● Problem requirements: Print each line exactly as it is given.

● Dataset content:

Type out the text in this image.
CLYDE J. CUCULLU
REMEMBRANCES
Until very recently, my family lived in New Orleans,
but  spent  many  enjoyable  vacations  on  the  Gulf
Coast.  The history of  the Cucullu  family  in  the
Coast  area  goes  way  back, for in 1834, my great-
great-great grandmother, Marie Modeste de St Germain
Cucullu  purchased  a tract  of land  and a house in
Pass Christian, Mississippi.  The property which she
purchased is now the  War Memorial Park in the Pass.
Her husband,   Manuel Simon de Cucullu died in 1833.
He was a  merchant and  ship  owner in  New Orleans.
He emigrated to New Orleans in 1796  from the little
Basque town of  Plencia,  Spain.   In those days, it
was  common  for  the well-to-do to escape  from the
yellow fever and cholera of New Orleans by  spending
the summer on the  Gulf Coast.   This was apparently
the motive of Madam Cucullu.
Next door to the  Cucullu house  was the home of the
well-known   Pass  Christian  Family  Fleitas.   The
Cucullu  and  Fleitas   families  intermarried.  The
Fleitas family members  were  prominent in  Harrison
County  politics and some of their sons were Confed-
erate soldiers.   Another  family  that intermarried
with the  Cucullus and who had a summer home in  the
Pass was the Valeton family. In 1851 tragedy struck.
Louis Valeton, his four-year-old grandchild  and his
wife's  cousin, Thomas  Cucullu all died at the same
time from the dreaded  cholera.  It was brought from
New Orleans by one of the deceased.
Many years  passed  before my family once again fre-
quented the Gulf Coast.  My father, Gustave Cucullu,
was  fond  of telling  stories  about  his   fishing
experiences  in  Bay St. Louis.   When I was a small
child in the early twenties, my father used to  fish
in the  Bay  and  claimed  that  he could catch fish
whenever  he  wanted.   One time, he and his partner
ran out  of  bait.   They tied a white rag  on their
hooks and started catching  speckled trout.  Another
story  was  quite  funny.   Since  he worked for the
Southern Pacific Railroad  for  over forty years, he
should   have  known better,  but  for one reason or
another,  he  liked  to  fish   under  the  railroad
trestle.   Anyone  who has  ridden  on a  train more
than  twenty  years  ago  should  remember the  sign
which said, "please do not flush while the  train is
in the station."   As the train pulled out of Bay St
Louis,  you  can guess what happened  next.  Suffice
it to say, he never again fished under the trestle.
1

● Answer:
Type out the text in this image.
CLYDE J. CUCULLU
REMEMBRANCES
Until very recently, my family lived in New Orleans,
but  spent  many  enjoyable  vacations  on  the  Gulf
Coast.  The history of  the Cucullu  family  in  the
Coast  area  goes  way  back, for in 1834, my great-
great-great grandmother, Marie Modeste de St Germain
Cucullu  purchased  a tract  of land  and a house in
Pass Christian, Mississippi.  The property which she
purchased is now the  War Memorial Park in the Pass.
Her husband,   Manuel Simon de Cucullu died in 1833.
He was a  merchant and  ship  owner in  New Orleans.
He emigrated to New Orleans in 1796  from the little
Basque town of  Plencia,  Spain.   In those days, it
was  common  for  the well-to-do to escape  from the
yellow fever and cholera of New Orleans by  spending
the summer on the  Gulf Coast.   This was apparently
the motive of Madam Cucullu.
Next door to the  Cucullu house  was the home of the
well-known   Pass  Christian  Family  Fleitas.   The
Cucullu  and  Fleitas   families  intermarried.  The
Fleitas family members  were  prominent in  Harrison
County  politics and some of their sons were Confed-
erate soldiers.   Another  family  that intermarried
with the  Cucullus and who had a summer home in  the
Pass was the Valeton family. In 1851 tragedy struck.
Louis Valeton, his four-year-old grandchild  and his
wife's  cousin, Thomas  Cucullu all died at the same
time from the dreaded  cholera.  It was brought from
New Orleans by one of the deceased.
Many years  passed  before my family once again fre-
quented the Gulf Coast.  My father, Gustave Cucullu,
was  fond  of telling  stories  about  his   fishing
experiences  in  Bay St. Louis.   When I was a small
child in the early twenties, my father used to  fish
in the  Bay  and  claimed  that  he could catch fish
whenever  he  wanted.   One time, he and his partner
ran out  of  bait.   They tied a white rag  on their
hooks and started catching  speckled trout.  Another
story  was  quite  funny.   Since  he worked for the
Southern Pacific Railroad  for  over forty years, he
should   have  known better,  but  for one reason or
another,  he  liked  to  fish   under  the  railroad
trestle.   Anyone  who has  ridden  on a  train more
than  twenty  years  ago  should  remember the  sign
which said, "please do not flush while the  train is
in the station."   As the train pulled out of Bay St
Louis,  you  can guess what happened  next.  Suffice
it to say, he never again fished under the trestle.
1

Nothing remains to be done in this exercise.